= Job =
Copy out every one of the lines below word for word, leaving out the pictures.

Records

-=-=-

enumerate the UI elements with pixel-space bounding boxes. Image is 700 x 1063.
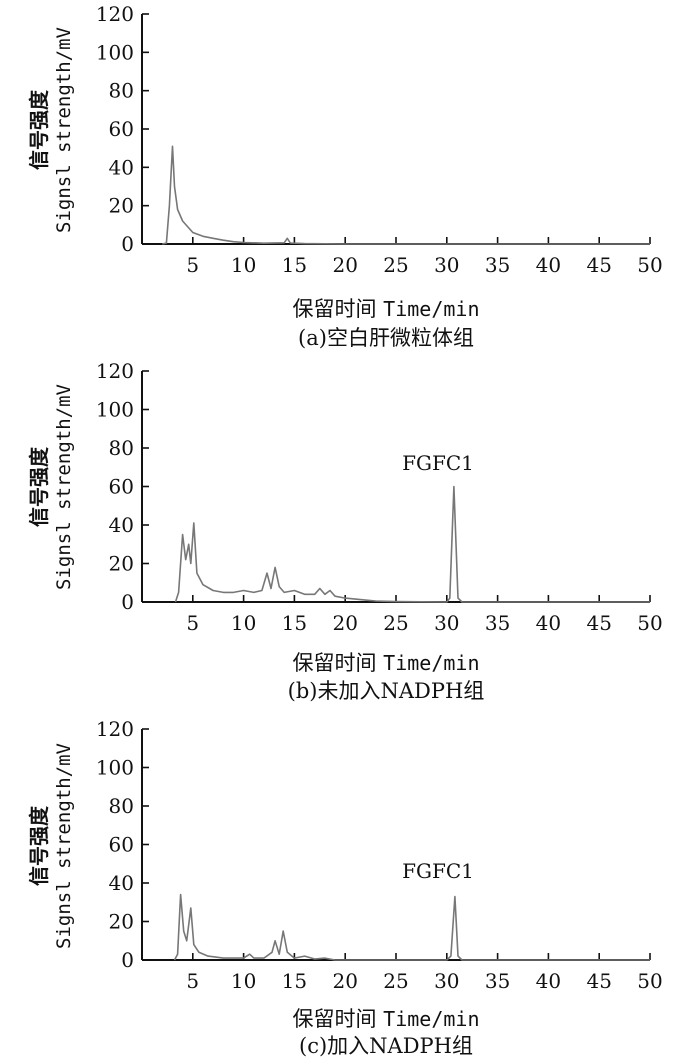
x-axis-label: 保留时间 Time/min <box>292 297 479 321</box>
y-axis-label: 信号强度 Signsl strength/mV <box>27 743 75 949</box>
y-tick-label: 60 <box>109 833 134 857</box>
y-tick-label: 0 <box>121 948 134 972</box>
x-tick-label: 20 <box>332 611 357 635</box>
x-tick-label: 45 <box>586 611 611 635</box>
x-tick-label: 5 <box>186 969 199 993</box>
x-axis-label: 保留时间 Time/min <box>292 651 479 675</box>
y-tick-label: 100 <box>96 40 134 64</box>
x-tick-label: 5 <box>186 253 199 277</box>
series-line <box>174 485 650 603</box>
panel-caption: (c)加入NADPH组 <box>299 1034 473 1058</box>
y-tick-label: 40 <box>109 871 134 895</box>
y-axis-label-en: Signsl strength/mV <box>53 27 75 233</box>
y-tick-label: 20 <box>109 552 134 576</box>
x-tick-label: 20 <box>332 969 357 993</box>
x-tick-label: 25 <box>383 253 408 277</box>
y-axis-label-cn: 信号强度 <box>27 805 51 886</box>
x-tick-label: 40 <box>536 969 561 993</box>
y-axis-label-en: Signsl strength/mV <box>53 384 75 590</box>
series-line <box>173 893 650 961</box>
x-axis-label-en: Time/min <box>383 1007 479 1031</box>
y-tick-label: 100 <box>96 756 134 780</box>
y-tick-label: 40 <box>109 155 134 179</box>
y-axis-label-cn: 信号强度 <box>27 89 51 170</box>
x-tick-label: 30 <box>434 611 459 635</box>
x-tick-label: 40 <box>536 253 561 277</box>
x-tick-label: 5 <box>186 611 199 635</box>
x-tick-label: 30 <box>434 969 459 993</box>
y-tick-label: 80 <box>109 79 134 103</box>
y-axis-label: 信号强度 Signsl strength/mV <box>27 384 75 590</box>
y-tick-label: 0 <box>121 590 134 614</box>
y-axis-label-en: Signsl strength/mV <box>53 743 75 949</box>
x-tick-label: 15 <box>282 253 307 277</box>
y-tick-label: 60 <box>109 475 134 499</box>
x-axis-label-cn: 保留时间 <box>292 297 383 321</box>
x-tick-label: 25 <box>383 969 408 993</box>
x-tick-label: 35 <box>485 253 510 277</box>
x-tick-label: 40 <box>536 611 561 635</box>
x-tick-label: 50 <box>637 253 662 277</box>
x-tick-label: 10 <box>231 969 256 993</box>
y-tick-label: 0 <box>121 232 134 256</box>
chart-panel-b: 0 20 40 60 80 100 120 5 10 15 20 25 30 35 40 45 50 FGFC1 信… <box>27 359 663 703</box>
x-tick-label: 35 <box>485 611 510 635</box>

-=-=-

= Correct response =
enumerate the UI elements with pixel-space bounding boxes. Image is 700 x 1063.
x-axis-label: 保留时间 Time/min <box>292 297 479 321</box>
y-axis-label: 信号强度 Signsl strength/mV <box>27 743 75 949</box>
y-tick-label: 60 <box>109 833 134 857</box>
y-tick-label: 0 <box>121 948 134 972</box>
x-tick-label: 20 <box>332 611 357 635</box>
x-tick-label: 45 <box>586 611 611 635</box>
x-tick-label: 5 <box>186 969 199 993</box>
x-axis-label: 保留时间 Time/min <box>292 651 479 675</box>
y-tick-label: 100 <box>96 40 134 64</box>
x-tick-label: 5 <box>186 253 199 277</box>
series-line <box>174 485 650 603</box>
panel-caption: (c)加入NADPH组 <box>299 1034 473 1058</box>
y-tick-label: 40 <box>109 871 134 895</box>
y-axis-label-en: Signsl strength/mV <box>53 27 75 233</box>
y-tick-label: 20 <box>109 552 134 576</box>
x-tick-label: 20 <box>332 969 357 993</box>
x-tick-label: 25 <box>383 253 408 277</box>
y-axis-label-cn: 信号强度 <box>27 805 51 886</box>
x-tick-label: 40 <box>536 969 561 993</box>
y-axis-label-en: Signsl strength/mV <box>53 384 75 590</box>
series-line <box>173 893 650 961</box>
x-axis-label-en: Time/min <box>383 1007 479 1031</box>
y-tick-label: 100 <box>96 756 134 780</box>
y-tick-label: 40 <box>109 155 134 179</box>
y-axis-label-cn: 信号强度 <box>27 89 51 170</box>
x-tick-label: 30 <box>434 611 459 635</box>
x-tick-label: 40 <box>536 253 561 277</box>
x-tick-label: 5 <box>186 611 199 635</box>
x-tick-label: 30 <box>434 969 459 993</box>
y-tick-label: 80 <box>109 79 134 103</box>
y-axis-label: 信号强度 Signsl strength/mV <box>27 384 75 590</box>
y-tick-label: 0 <box>121 590 134 614</box>
y-axis-label-en: Signsl strength/mV <box>53 743 75 949</box>
x-tick-label: 15 <box>282 253 307 277</box>
y-tick-label: 60 <box>109 475 134 499</box>
x-axis-label-cn: 保留时间 <box>292 297 383 321</box>
x-tick-label: 25 <box>383 969 408 993</box>
x-tick-label: 35 <box>485 253 510 277</box>
x-tick-label: 40 <box>536 611 561 635</box>
x-tick-label: 50 <box>637 253 662 277</box>
x-tick-label: 10 <box>231 969 256 993</box>
y-tick-label: 0 <box>121 232 134 256</box>
chart-panel-b: 0 20 40 60 80 100 120 5 10 15 20 25 30 35 40 45 50 FGFC1 信… <box>27 359 663 703</box>
x-tick-label: 35 <box>485 611 510 635</box>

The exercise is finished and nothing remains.